TO DO
Every line in the listing is to be echoed verbatim.

RECORDS FOR THE TASK
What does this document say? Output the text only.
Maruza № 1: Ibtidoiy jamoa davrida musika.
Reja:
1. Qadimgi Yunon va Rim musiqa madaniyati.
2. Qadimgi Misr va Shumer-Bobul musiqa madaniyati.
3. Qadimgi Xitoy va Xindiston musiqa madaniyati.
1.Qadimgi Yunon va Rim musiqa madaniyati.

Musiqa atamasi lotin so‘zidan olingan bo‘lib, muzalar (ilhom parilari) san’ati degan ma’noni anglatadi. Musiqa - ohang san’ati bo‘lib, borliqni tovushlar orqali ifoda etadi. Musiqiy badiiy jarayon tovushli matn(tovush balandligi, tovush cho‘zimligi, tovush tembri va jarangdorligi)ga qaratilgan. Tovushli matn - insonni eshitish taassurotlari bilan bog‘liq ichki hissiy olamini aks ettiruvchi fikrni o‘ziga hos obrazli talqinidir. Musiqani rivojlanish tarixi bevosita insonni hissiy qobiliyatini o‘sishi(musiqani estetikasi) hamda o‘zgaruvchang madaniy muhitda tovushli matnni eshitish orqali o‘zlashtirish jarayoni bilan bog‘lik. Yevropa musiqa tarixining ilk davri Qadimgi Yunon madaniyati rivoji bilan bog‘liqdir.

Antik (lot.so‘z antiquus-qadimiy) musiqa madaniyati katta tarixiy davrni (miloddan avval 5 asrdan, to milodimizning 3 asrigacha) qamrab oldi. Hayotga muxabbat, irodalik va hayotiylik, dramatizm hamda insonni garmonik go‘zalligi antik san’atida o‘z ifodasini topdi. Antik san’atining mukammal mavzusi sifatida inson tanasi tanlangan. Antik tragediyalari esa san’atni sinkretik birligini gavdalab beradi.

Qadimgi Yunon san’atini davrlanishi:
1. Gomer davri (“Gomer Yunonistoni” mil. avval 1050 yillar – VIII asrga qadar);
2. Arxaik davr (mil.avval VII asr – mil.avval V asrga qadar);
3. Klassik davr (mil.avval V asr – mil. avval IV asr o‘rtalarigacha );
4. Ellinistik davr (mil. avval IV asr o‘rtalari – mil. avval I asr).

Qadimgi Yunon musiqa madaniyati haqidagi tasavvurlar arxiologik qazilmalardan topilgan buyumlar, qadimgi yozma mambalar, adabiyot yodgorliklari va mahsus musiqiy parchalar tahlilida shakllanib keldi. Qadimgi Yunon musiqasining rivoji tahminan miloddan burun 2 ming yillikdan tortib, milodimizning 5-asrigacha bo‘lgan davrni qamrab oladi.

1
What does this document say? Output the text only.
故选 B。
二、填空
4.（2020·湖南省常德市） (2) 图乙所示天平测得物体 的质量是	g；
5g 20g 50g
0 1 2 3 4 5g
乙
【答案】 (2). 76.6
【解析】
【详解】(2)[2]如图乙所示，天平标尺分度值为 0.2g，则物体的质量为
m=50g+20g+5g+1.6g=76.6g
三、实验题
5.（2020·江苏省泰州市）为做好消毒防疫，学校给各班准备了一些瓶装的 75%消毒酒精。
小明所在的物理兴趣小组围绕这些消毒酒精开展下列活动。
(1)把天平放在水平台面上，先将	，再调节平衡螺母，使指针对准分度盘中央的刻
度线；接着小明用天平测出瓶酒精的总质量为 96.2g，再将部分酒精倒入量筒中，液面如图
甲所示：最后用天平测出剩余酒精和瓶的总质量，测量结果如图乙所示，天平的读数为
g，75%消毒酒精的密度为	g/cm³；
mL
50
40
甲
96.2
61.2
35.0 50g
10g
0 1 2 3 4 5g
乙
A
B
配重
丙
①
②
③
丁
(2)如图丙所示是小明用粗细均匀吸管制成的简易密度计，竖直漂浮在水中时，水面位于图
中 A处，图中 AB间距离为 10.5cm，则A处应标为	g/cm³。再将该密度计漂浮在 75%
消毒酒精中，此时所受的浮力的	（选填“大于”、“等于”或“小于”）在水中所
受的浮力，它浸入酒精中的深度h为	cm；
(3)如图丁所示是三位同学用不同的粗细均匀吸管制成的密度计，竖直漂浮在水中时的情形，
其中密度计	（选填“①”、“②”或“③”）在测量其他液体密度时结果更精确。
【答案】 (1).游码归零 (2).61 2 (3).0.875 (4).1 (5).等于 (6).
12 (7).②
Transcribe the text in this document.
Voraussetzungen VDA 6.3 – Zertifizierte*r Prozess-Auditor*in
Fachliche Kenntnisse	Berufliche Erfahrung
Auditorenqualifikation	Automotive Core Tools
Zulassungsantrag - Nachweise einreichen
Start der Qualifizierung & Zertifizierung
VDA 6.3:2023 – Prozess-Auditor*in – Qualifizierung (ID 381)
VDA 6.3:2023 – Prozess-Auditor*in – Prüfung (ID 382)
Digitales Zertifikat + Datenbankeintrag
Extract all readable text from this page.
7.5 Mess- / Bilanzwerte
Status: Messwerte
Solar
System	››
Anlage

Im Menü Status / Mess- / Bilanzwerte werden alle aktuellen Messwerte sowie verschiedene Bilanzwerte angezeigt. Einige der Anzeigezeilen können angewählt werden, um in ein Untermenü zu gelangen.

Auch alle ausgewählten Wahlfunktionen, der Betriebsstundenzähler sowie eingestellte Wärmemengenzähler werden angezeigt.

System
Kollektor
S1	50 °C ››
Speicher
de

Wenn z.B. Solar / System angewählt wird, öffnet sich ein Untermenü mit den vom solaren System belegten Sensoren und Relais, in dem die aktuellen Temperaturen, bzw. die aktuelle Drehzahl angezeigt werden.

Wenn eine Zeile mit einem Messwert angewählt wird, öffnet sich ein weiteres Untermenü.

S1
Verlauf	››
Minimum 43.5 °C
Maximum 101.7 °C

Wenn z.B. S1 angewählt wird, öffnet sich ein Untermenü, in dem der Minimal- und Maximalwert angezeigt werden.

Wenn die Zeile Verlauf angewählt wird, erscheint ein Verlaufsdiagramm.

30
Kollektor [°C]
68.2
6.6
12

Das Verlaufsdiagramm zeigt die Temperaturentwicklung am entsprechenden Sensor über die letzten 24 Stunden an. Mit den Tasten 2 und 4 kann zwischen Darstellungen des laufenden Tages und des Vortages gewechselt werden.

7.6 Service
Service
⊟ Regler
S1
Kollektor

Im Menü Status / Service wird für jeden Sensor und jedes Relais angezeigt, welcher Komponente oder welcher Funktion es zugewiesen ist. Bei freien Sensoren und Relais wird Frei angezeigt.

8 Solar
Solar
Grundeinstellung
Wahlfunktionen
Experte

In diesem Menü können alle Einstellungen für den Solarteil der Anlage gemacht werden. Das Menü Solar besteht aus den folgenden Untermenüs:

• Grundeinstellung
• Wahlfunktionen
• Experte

WRITTEN SOLUTION
What does this document say? Output the text only.
Maruza № 1: Ibtidoiy jamoa davrida musika.
Reja:
1. Qadimgi Yunon va Rim musiqa madaniyati.
2. Qadimgi Misr va Shumer-Bobul musiqa madaniyati.
3. Qadimgi Xitoy va Xindiston musiqa madaniyati.
1.Qadimgi Yunon va Rim musiqa madaniyati.

Musiqa atamasi lotin so‘zidan olingan bo‘lib, muzalar (ilhom parilari) san’ati degan ma’noni anglatadi. Musiqa - ohang san’ati bo‘lib, borliqni tovushlar orqali ifoda etadi. Musiqiy badiiy jarayon tovushli matn(tovush balandligi, tovush cho‘zimligi, tovush tembri va jarangdorligi)ga qaratilgan. Tovushli matn - insonni eshitish taassurotlari bilan bog‘liq ichki hissiy olamini aks ettiruvchi fikrni o‘ziga hos obrazli talqinidir. Musiqani rivojlanish tarixi bevosita insonni hissiy qobiliyatini o‘sishi(musiqani estetikasi) hamda o‘zgaruvchang madaniy muhitda tovushli matnni eshitish orqali o‘zlashtirish jarayoni bilan bog‘lik. Yevropa musiqa tarixining ilk davri Qadimgi Yunon madaniyati rivoji bilan bog‘liqdir.

Antik (lot.so‘z antiquus-qadimiy) musiqa madaniyati katta tarixiy davrni (miloddan avval 5 asrdan, to milodimizning 3 asrigacha) qamrab oldi. Hayotga muxabbat, irodalik va hayotiylik, dramatizm hamda insonni garmonik go‘zalligi antik san’atida o‘z ifodasini topdi. Antik san’atining mukammal mavzusi sifatida inson tanasi tanlangan. Antik tragediyalari esa san’atni sinkretik birligini gavdalab beradi.

Qadimgi Yunon san’atini davrlanishi:
1. Gomer davri (“Gomer Yunonistoni” mil. avval 1050 yillar – VIII asrga qadar);
2. Arxaik davr (mil.avval VII asr – mil.avval V asrga qadar);
3. Klassik davr (mil.avval V asr – mil. avval IV asr o‘rtalarigacha );
4. Ellinistik davr (mil. avval IV asr o‘rtalari – mil. avval I asr).

Qadimgi Yunon musiqa madaniyati haqidagi tasavvurlar arxiologik qazilmalardan topilgan buyumlar, qadimgi yozma mambalar, adabiyot yodgorliklari va mahsus musiqiy parchalar tahlilida shakllanib keldi. Qadimgi Yunon musiqasining rivoji tahminan miloddan burun 2 ming yillikdan tortib, milodimizning 5-asrigacha bo‘lgan davrni qamrab oladi.

1
What does this document say? Output the text only.
故选 B。
二、填空
4.（2020·湖南省常德市） (2) 图乙所示天平测得物体 的质量是	g；
5g 20g 50g
0 1 2 3 4 5g
乙
【答案】 (2). 76.6
【解析】
【详解】(2)[2]如图乙所示，天平标尺分度值为 0.2g，则物体的质量为
m=50g+20g+5g+1.6g=76.6g
三、实验题
5.（2020·江苏省泰州市）为做好消毒防疫，学校给各班准备了一些瓶装的 75%消毒酒精。
小明所在的物理兴趣小组围绕这些消毒酒精开展下列活动。
(1)把天平放在水平台面上，先将	，再调节平衡螺母，使指针对准分度盘中央的刻
度线；接着小明用天平测出瓶酒精的总质量为 96.2g，再将部分酒精倒入量筒中，液面如图
甲所示：最后用天平测出剩余酒精和瓶的总质量，测量结果如图乙所示，天平的读数为
g，75%消毒酒精的密度为	g/cm³；
mL
50
40
甲
96.2
61.2
35.0 50g
10g
0 1 2 3 4 5g
乙
A
B
配重
丙
①
②
③
丁
(2)如图丙所示是小明用粗细均匀吸管制成的简易密度计，竖直漂浮在水中时，水面位于图
中 A处，图中 AB间距离为 10.5cm，则A处应标为	g/cm³。再将该密度计漂浮在 75%
消毒酒精中，此时所受的浮力的	（选填“大于”、“等于”或“小于”）在水中所
受的浮力，它浸入酒精中的深度h为	cm；
(3)如图丁所示是三位同学用不同的粗细均匀吸管制成的密度计，竖直漂浮在水中时的情形，
其中密度计	（选填“①”、“②”或“③”）在测量其他液体密度时结果更精确。
【答案】 (1).游码归零 (2).61 2 (3).0.875 (4).1 (5).等于 (6).
12 (7).②
Transcribe the text in this document.
Voraussetzungen VDA 6.3 – Zertifizierte*r Prozess-Auditor*in
Fachliche Kenntnisse	Berufliche Erfahrung
Auditorenqualifikation	Automotive Core Tools
Zulassungsantrag - Nachweise einreichen
Start der Qualifizierung & Zertifizierung
VDA 6.3:2023 – Prozess-Auditor*in – Qualifizierung (ID 381)
VDA 6.3:2023 – Prozess-Auditor*in – Prüfung (ID 382)
Digitales Zertifikat + Datenbankeintrag
Extract all readable text from this page.
7.5 Mess- / Bilanzwerte
Status: Messwerte
Solar
System	››
Anlage

Im Menü Status / Mess- / Bilanzwerte werden alle aktuellen Messwerte sowie verschiedene Bilanzwerte angezeigt. Einige der Anzeigezeilen können angewählt werden, um in ein Untermenü zu gelangen.

Auch alle ausgewählten Wahlfunktionen, der Betriebsstundenzähler sowie eingestellte Wärmemengenzähler werden angezeigt.

System
Kollektor
S1	50 °C ››
Speicher
de

Wenn z.B. Solar / System angewählt wird, öffnet sich ein Untermenü mit den vom solaren System belegten Sensoren und Relais, in dem die aktuellen Temperaturen, bzw. die aktuelle Drehzahl angezeigt werden.

Wenn eine Zeile mit einem Messwert angewählt wird, öffnet sich ein weiteres Untermenü.

S1
Verlauf	››
Minimum 43.5 °C
Maximum 101.7 °C

Wenn z.B. S1 angewählt wird, öffnet sich ein Untermenü, in dem der Minimal- und Maximalwert angezeigt werden.

Wenn die Zeile Verlauf angewählt wird, erscheint ein Verlaufsdiagramm.

30
Kollektor [°C]
68.2
6.6
12

Das Verlaufsdiagramm zeigt die Temperaturentwicklung am entsprechenden Sensor über die letzten 24 Stunden an. Mit den Tasten 2 und 4 kann zwischen Darstellungen des laufenden Tages und des Vortages gewechselt werden.

7.6 Service
Service
⊟ Regler
S1
Kollektor

Im Menü Status / Service wird für jeden Sensor und jedes Relais angezeigt, welcher Komponente oder welcher Funktion es zugewiesen ist. Bei freien Sensoren und Relais wird Frei angezeigt.

8 Solar
Solar
Grundeinstellung
Wahlfunktionen
Experte

In diesem Menü können alle Einstellungen für den Solarteil der Anlage gemacht werden. Das Menü Solar besteht aus den folgenden Untermenüs:

• Grundeinstellung
• Wahlfunktionen
• Experte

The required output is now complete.